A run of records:
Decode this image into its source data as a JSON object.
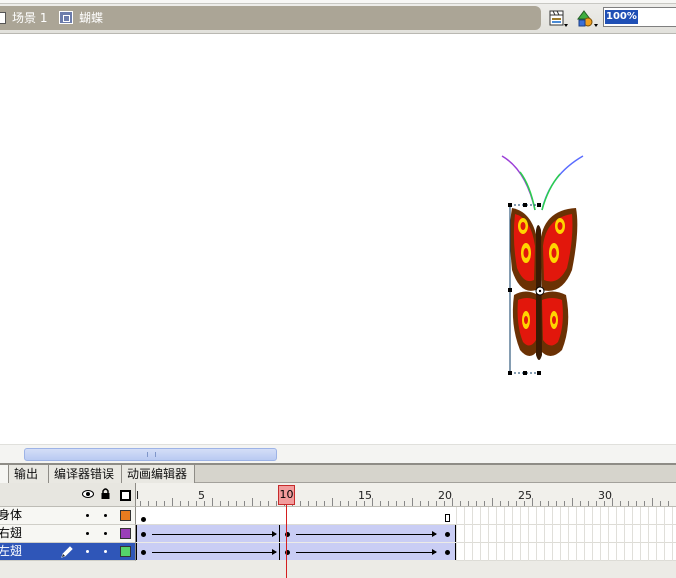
{
  "breadcrumb": {
    "scene": "场景 1",
    "symbol": "蝴蝶"
  },
  "toolbar": {
    "zoom_value": "100%",
    "edit_scene_icon": "clapper-icon",
    "edit_symbol_icon": "shapes-icon"
  },
  "panel_tabs": [
    "",
    "输出",
    "编译器错误",
    "动画编辑器"
  ],
  "timeline": {
    "frame_numbers": [
      "l",
      "5",
      "10",
      "15",
      "20",
      "25",
      "30"
    ],
    "current_frame": "10",
    "layers": [
      {
        "name": "身体",
        "color": "#e87b1f"
      },
      {
        "name": "右翅",
        "color": "#9a3fb8"
      },
      {
        "name": "左翅",
        "color": "#55d36a",
        "selected": true
      }
    ]
  },
  "colors": {
    "selection": "#2f56b8",
    "tween": "#c9cdf4",
    "playhead": "#d41f1f"
  }
}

EXERCISE: Which lines contain "icon"? Copy each of them.

IN RESPONSE:
    "edit_scene_icon": "clapper-icon",
    "edit_symbol_icon": "shapes-icon"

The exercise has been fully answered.